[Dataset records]
---------------
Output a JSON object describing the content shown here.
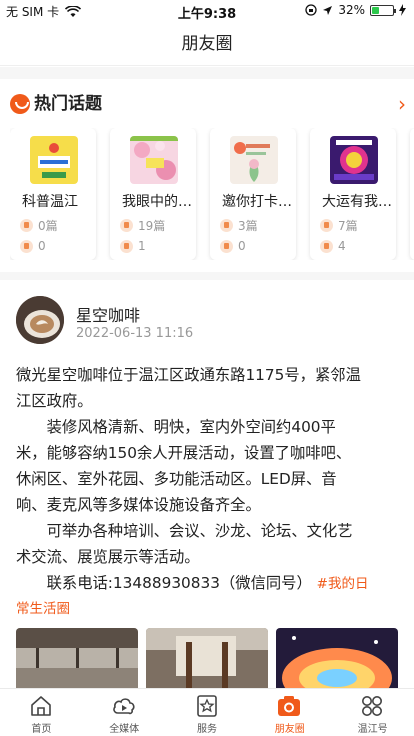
{
  "status_bar": {
    "carrier": "无 SIM 卡",
    "time": "上午9:38",
    "battery": "32%",
    "battery_level": 0.32
  },
  "nav": {
    "title": "朋友圈"
  },
  "hot_topics": {
    "title": "热门话题",
    "items": [
      {
        "name": "科普温江",
        "posts": "0篇",
        "likes": "0",
        "thumb_icon": "science-poster-icon"
      },
      {
        "name": "我眼中的…",
        "posts": "19篇",
        "likes": "1",
        "thumb_icon": "spring-blossom-icon"
      },
      {
        "name": "邀你打卡…",
        "posts": "3篇",
        "likes": "0",
        "thumb_icon": "flower-poster-icon"
      },
      {
        "name": "大运有我…",
        "posts": "7篇",
        "likes": "4",
        "thumb_icon": "universiade-poster-icon"
      }
    ]
  },
  "post": {
    "author": "星空咖啡",
    "time": "2022-06-13 11:16",
    "lines": [
      "微光星空咖啡位于温江区政通东路1175号，紧邻温",
      "江区政府。",
      "　　装修风格清新、明快，室内外空间约400平",
      "米，能够容纳150余人开展活动，设置了咖啡吧、",
      "休闲区、室外花园、多功能活动区。LED屏、音",
      "响、麦克风等多媒体设施设备齐全。",
      "　　可举办各种培训、会议、沙龙、论坛、文化艺",
      "术交流、展览展示等活动。",
      "　　联系电话:13488930833（微信同号）"
    ],
    "hashtag_a": "#我的日",
    "hashtag_b": "常生活圈"
  },
  "tabs": [
    {
      "label": "首页",
      "icon": "home-icon"
    },
    {
      "label": "全媒体",
      "icon": "media-play-icon"
    },
    {
      "label": "服务",
      "icon": "star-service-icon"
    },
    {
      "label": "朋友圈",
      "icon": "camera-icon",
      "active": true
    },
    {
      "label": "温江号",
      "icon": "grid-icon"
    }
  ],
  "colors": {
    "accent": "#f05a1a",
    "muted": "#999999"
  }
}
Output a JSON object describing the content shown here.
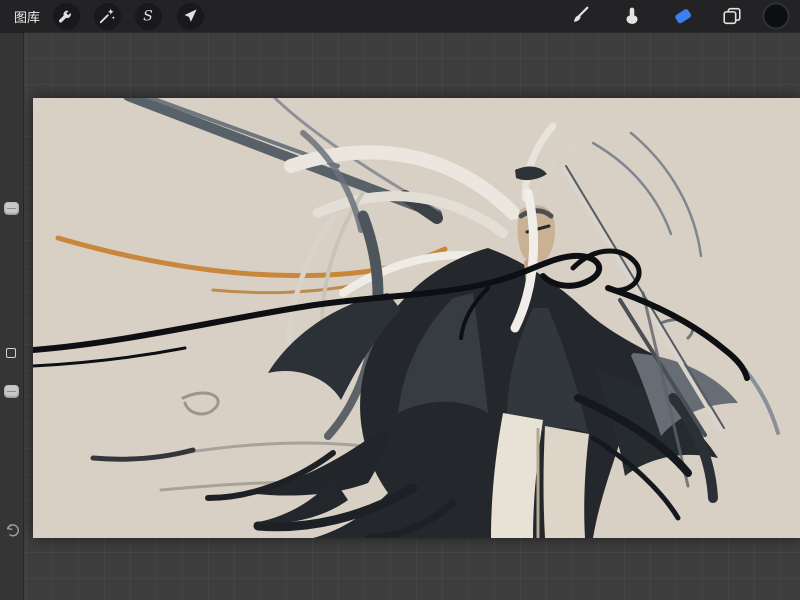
{
  "topbar": {
    "gallery_label": "图库",
    "left_tools": [
      "actions",
      "adjustments",
      "selection",
      "transform"
    ],
    "selection_glyph": "S",
    "right_tools": [
      "paint",
      "smudge",
      "erase",
      "layers",
      "color"
    ],
    "active_tool": "erase",
    "accent_color": "#3d7ef2",
    "current_color": "#0d1013"
  },
  "sidebar": {
    "controls": [
      "brush-size-slider",
      "modify-button",
      "opacity-slider",
      "undo-button"
    ]
  },
  "canvas": {
    "background_color": "#d9d0c5",
    "palette": {
      "ink": "#24282d",
      "ink_mid": "#3a4047",
      "ink_light": "#666d75",
      "accent_orange": "#c8873a",
      "hair_white": "#ebe7e0",
      "skin": "#c9b193",
      "blade_light": "#d9d5cd",
      "blade_dark": "#565b62"
    }
  }
}
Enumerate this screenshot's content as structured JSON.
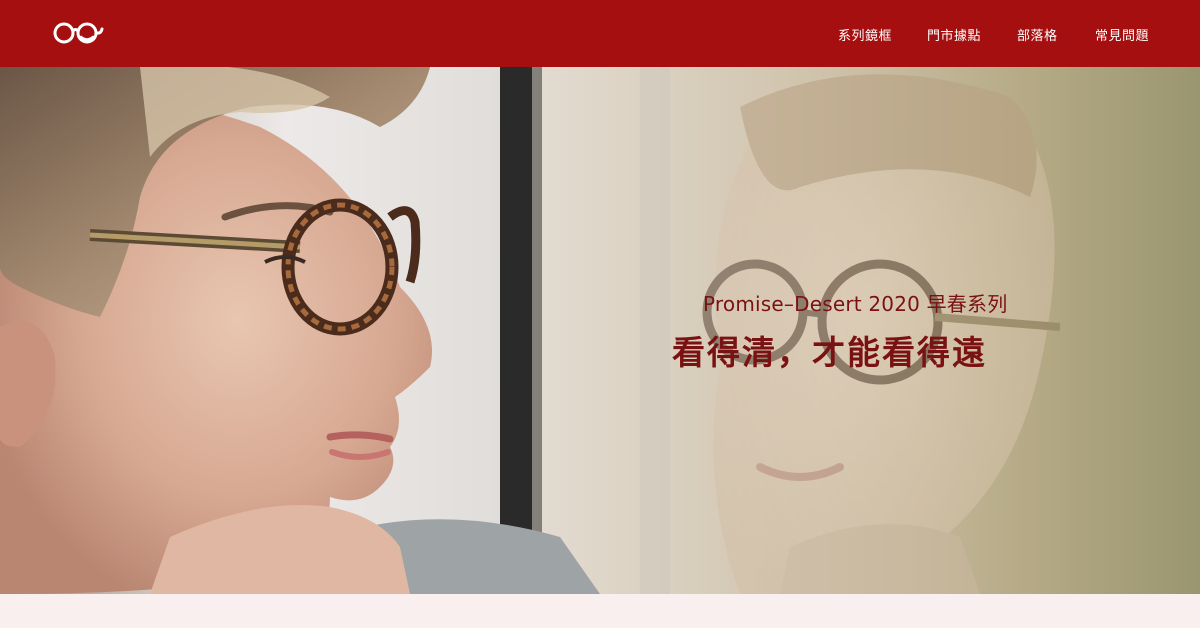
{
  "header": {
    "background_color": "#a50f10",
    "logo_icon": "glasses-logo-icon",
    "nav_items": [
      {
        "label": "系列鏡框"
      },
      {
        "label": "門市據點"
      },
      {
        "label": "部落格"
      },
      {
        "label": "常見問題"
      }
    ]
  },
  "hero": {
    "subtitle": "Promise–Desert 2020 早春系列",
    "title": "看得清，才能看得遠",
    "text_color": "#7a1214"
  },
  "footer_strip": {
    "background_color": "#f9efee"
  }
}
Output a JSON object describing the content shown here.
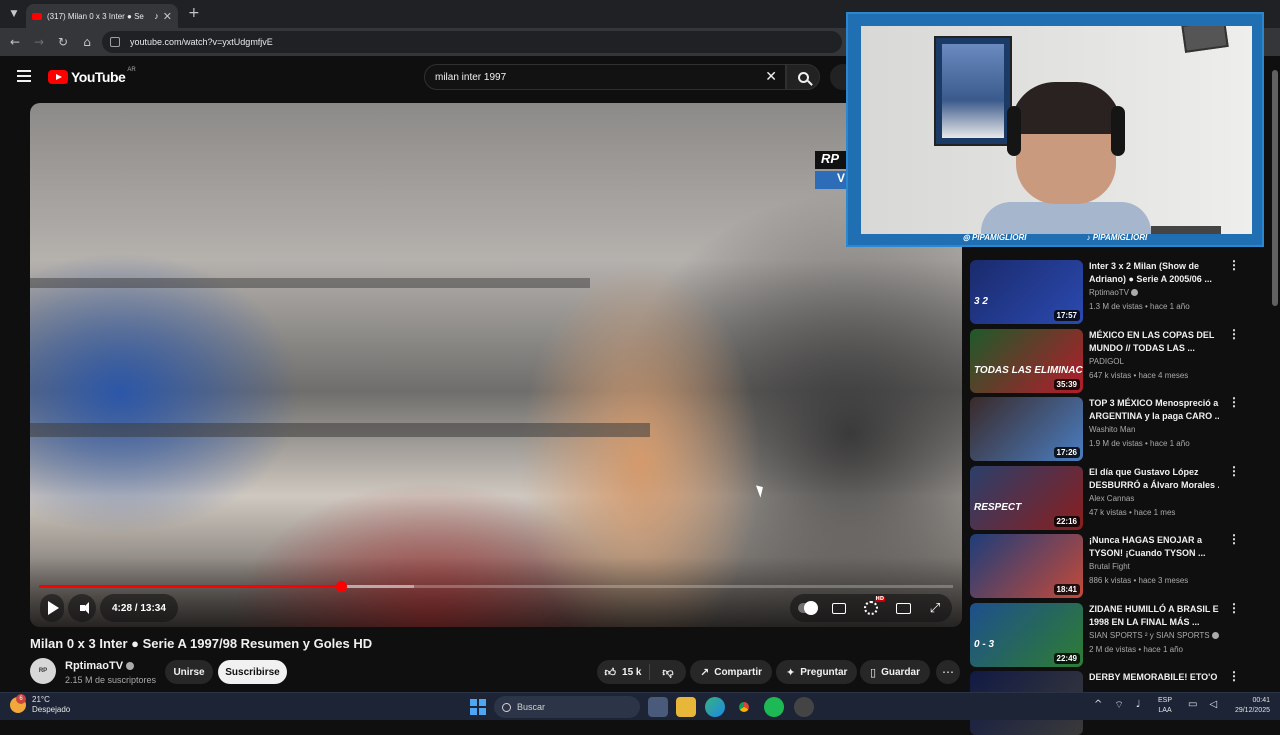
{
  "browser": {
    "tab_title": "(317) Milan 0 x 3 Inter ● Se",
    "url": "youtube.com/watch?v=yxtUdgmfjvE"
  },
  "youtube": {
    "logo_text": "YouTube",
    "country_code": "AR",
    "search_value": "milan inter  1997"
  },
  "video": {
    "overlay_text_1": "RP",
    "overlay_text_2": "V",
    "time_display": "4:28 / 13:34",
    "progress_played_fraction": 0.33,
    "progress_buffered_fraction": 0.41,
    "title": "Milan 0 x 3 Inter ● Serie A 1997/98 Resumen y Goles HD",
    "channel_name": "RptimaoTV",
    "channel_avatar_text": "RP",
    "subscribers": "2.15 M de suscriptores",
    "join_label": "Unirse",
    "subscribe_label": "Suscribirse",
    "likes": "15 k",
    "share_label": "Compartir",
    "ask_label": "Preguntar",
    "save_label": "Guardar"
  },
  "webcam": {
    "instagram_handle": "PIPAMIGLIORI",
    "tiktok_handle": "PIPAMIGLIORI"
  },
  "recommendations": [
    {
      "title_line1": "Inter 3 x 2 Milan (Show de",
      "title_line2": "Adriano) ● Serie A 2005/06 ...",
      "channel": "RptimaoTV",
      "verified": true,
      "meta": "1.3 M de vistas • hace 1 año",
      "duration": "17:57",
      "thumb_colors": [
        "#1a2a6c",
        "#2b4ab0"
      ],
      "thumb_text": "3  2"
    },
    {
      "title_line1": "MÉXICO EN LAS COPAS DEL",
      "title_line2": "MUNDO // TODAS LAS ...",
      "channel": "PADIGOL",
      "verified": false,
      "meta": "647 k vistas • hace 4 meses",
      "duration": "35:39",
      "thumb_colors": [
        "#1d5a2a",
        "#b51b2b"
      ],
      "thumb_text": "TODAS LAS ELIMINACIONES"
    },
    {
      "title_line1": "TOP 3 MÉXICO Menospreció a",
      "title_line2": "ARGENTINA y la paga CARO ...",
      "channel": "Washito Man",
      "verified": false,
      "meta": "1.9 M de vistas • hace 1 año",
      "duration": "17:26",
      "thumb_colors": [
        "#3a2a2a",
        "#4a7ec2"
      ],
      "thumb_text": ""
    },
    {
      "title_line1": "El día que Gustavo López",
      "title_line2": "DESBURRÓ a Álvaro Morales ...",
      "channel": "Alex Cannas",
      "verified": false,
      "meta": "47 k vistas • hace 1 mes",
      "duration": "22:16",
      "thumb_colors": [
        "#2a3f6b",
        "#8a1e1e"
      ],
      "thumb_text": "RESPECT"
    },
    {
      "title_line1": "¡Nunca HAGAS ENOJAR a",
      "title_line2": "TYSON! ¡Cuando TYSON ...",
      "channel": "Brutal Fight",
      "verified": false,
      "meta": "886 k vistas • hace 3 meses",
      "duration": "18:41",
      "thumb_colors": [
        "#1e3d7a",
        "#c44a3a"
      ],
      "thumb_text": ""
    },
    {
      "title_line1": "ZIDANE HUMILLÓ A BRASIL EN",
      "title_line2": "1998 EN LA FINAL MÁS ...",
      "channel": "SIAN SPORTS ² y SIAN SPORTS",
      "verified": true,
      "meta": "2 M de vistas • hace 1 año",
      "duration": "22:49",
      "thumb_colors": [
        "#1d4f8c",
        "#2e7d32"
      ],
      "thumb_text": "0 - 3"
    },
    {
      "title_line1": "DERBY MEMORABILE! ETO'O vs",
      "title_line2": "",
      "channel": "",
      "verified": false,
      "meta": "",
      "duration": "",
      "thumb_colors": [
        "#111a44",
        "#3a3a3a"
      ],
      "thumb_text": ""
    }
  ],
  "taskbar": {
    "temperature": "21°C",
    "weather": "Despejado",
    "weather_badge": "6",
    "search_label": "Buscar",
    "lang_line1": "ESP",
    "lang_line2": "LAA",
    "time": "00:41",
    "date": "29/12/2025"
  }
}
---------------
* [Given problem] Extract the entries in full, exactly as they are, minus the pictures.

* [Response to the exercise]
Output a JSON object describing the content shown here.
{
  "status_bar": {
    "carrier": "无 SIM 卡",
    "time": "上午9:38",
    "battery": "32%",
    "battery_level": 0.32
  },
  "nav": {
    "title": "朋友圈"
  },
  "hot_topics": {
    "title": "热门话题",
    "items": [
      {
        "name": "科普温江",
        "posts": "0篇",
        "likes": "0",
        "thumb_icon": "science-poster-icon"
      },
      {
        "name": "我眼中的…",
        "posts": "19篇",
        "likes": "1",
        "thumb_icon": "spring-blossom-icon"
      },
      {
        "name": "邀你打卡…",
        "posts": "3篇",
        "likes": "0",
        "thumb_icon": "flower-poster-icon"
      },
      {
        "name": "大运有我…",
        "posts": "7篇",
        "likes": "4",
        "thumb_icon": "universiade-poster-icon"
      }
    ]
  },
  "post": {
    "author": "星空咖啡",
    "time": "2022-06-13 11:16",
    "lines": [
      "微光星空咖啡位于温江区政通东路1175号，紧邻温",
      "江区政府。",
      "　　装修风格清新、明快，室内外空间约400平",
      "米，能够容纳150余人开展活动，设置了咖啡吧、",
      "休闲区、室外花园、多功能活动区。LED屏、音",
      "响、麦克风等多媒体设施设备齐全。",
      "　　可举办各种培训、会议、沙龙、论坛、文化艺",
      "术交流、展览展示等活动。",
      "　　联系电话:13488930833（微信同号）"
    ],
    "hashtag_a": "#我的日",
    "hashtag_b": "常生活圈"
  },
  "tabs": [
    {
      "label": "首页",
      "icon": "home-icon"
    },
    {
      "label": "全媒体",
      "icon": "media-play-icon"
    },
    {
      "label": "服务",
      "icon": "star-service-icon"
    },
    {
      "label": "朋友圈",
      "icon": "camera-icon",
      "active": true
    },
    {
      "label": "温江号",
      "icon": "grid-icon"
    }
  ],
  "colors": {
    "accent": "#f05a1a",
    "muted": "#999999"
  }
}
Output a JSON object describing the content shown here.
{
  "topbar": {
    "gallery_label": "图库",
    "left_tools": [
      "actions",
      "adjustments",
      "selection",
      "transform"
    ],
    "selection_glyph": "S",
    "right_tools": [
      "paint",
      "smudge",
      "erase",
      "layers",
      "color"
    ],
    "active_tool": "erase",
    "accent_color": "#3d7ef2",
    "current_color": "#0d1013"
  },
  "sidebar": {
    "controls": [
      "brush-size-slider",
      "modify-button",
      "opacity-slider",
      "undo-button"
    ]
  },
  "canvas": {
    "background_color": "#d9d0c5",
    "palette": {
      "ink": "#24282d",
      "ink_mid": "#3a4047",
      "ink_light": "#666d75",
      "accent_orange": "#c8873a",
      "hair_white": "#ebe7e0",
      "skin": "#c9b193",
      "blade_light": "#d9d5cd",
      "blade_dark": "#565b62"
    }
  }
}
Enumerate this screenshot's content as structured JSON.
{
  "header": {
    "background_color": "#a50f10",
    "logo_icon": "glasses-logo-icon",
    "nav_items": [
      {
        "label": "系列鏡框"
      },
      {
        "label": "門市據點"
      },
      {
        "label": "部落格"
      },
      {
        "label": "常見問題"
      }
    ]
  },
  "hero": {
    "subtitle": "Promise–Desert 2020 早春系列",
    "title": "看得清，才能看得遠",
    "text_color": "#7a1214"
  },
  "footer_strip": {
    "background_color": "#f9efee"
  }
}
Output a JSON object describing the content shown here.
{
  "browser": {
    "tab_title": "(317) Milan 0 x 3 Inter ● Se",
    "url": "youtube.com/watch?v=yxtUdgmfjvE"
  },
  "youtube": {
    "logo_text": "YouTube",
    "country_code": "AR",
    "search_value": "milan inter  1997"
  },
  "video": {
    "overlay_text_1": "RP",
    "overlay_text_2": "V",
    "time_display": "4:28 / 13:34",
    "progress_played_fraction": 0.33,
    "progress_buffered_fraction": 0.41,
    "title": "Milan 0 x 3 Inter ● Serie A 1997/98 Resumen y Goles HD",
    "channel_name": "RptimaoTV",
    "channel_avatar_text": "RP",
    "subscribers": "2.15 M de suscriptores",
    "join_label": "Unirse",
    "subscribe_label": "Suscribirse",
    "likes": "15 k",
    "share_label": "Compartir",
    "ask_label": "Preguntar",
    "save_label": "Guardar"
  },
  "webcam": {
    "instagram_handle": "PIPAMIGLIORI",
    "tiktok_handle": "PIPAMIGLIORI"
  },
  "recommendations": [
    {
      "title_line1": "Inter 3 x 2 Milan (Show de",
      "title_line2": "Adriano) ● Serie A 2005/06 ...",
      "channel": "RptimaoTV",
      "verified": true,
      "meta": "1.3 M de vistas • hace 1 año",
      "duration": "17:57",
      "thumb_colors": [
        "#1a2a6c",
        "#2b4ab0"
      ],
      "thumb_text": "3  2"
    },
    {
      "title_line1": "MÉXICO EN LAS COPAS DEL",
      "title_line2": "MUNDO // TODAS LAS ...",
      "channel": "PADIGOL",
      "verified": false,
      "meta": "647 k vistas • hace 4 meses",
      "duration": "35:39",
      "thumb_colors": [
        "#1d5a2a",
        "#b51b2b"
      ],
      "thumb_text": "TODAS LAS ELIMINACIONES"
    },
    {
      "title_line1": "TOP 3 MÉXICO Menospreció a",
      "title_line2": "ARGENTINA y la paga CARO ...",
      "channel": "Washito Man",
      "verified": false,
      "meta": "1.9 M de vistas • hace 1 año",
      "duration": "17:26",
      "thumb_colors": [
        "#3a2a2a",
        "#4a7ec2"
      ],
      "thumb_text": ""
    },
    {
      "title_line1": "El día que Gustavo López",
      "title_line2": "DESBURRÓ a Álvaro Morales ...",
      "channel": "Alex Cannas",
      "verified": false,
      "meta": "47 k vistas • hace 1 mes",
      "duration": "22:16",
      "thumb_colors": [
        "#2a3f6b",
        "#8a1e1e"
      ],
      "thumb_text": "RESPECT"
    },
    {
      "title_line1": "¡Nunca HAGAS ENOJAR a",
      "title_line2": "TYSON! ¡Cuando TYSON ...",
      "channel": "Brutal Fight",
      "verified": false,
      "meta": "886 k vistas • hace 3 meses",
      "duration": "18:41",
      "thumb_colors": [
        "#1e3d7a",
        "#c44a3a"
      ],
      "thumb_text": ""
    },
    {
      "title_line1": "ZIDANE HUMILLÓ A BRASIL EN",
      "title_line2": "1998 EN LA FINAL MÁS ...",
      "channel": "SIAN SPORTS ² y SIAN SPORTS",
      "verified": true,
      "meta": "2 M de vistas • hace 1 año",
      "duration": "22:49",
      "thumb_colors": [
        "#1d4f8c",
        "#2e7d32"
      ],
      "thumb_text": "0 - 3"
    },
    {
      "title_line1": "DERBY MEMORABILE! ETO'O vs",
      "title_line2": "",
      "channel": "",
      "verified": false,
      "meta": "",
      "duration": "",
      "thumb_colors": [
        "#111a44",
        "#3a3a3a"
      ],
      "thumb_text": ""
    }
  ],
  "taskbar": {
    "temperature": "21°C",
    "weather": "Despejado",
    "weather_badge": "6",
    "search_label": "Buscar",
    "lang_line1": "ESP",
    "lang_line2": "LAA",
    "time": "00:41",
    "date": "29/12/2025"
  }
}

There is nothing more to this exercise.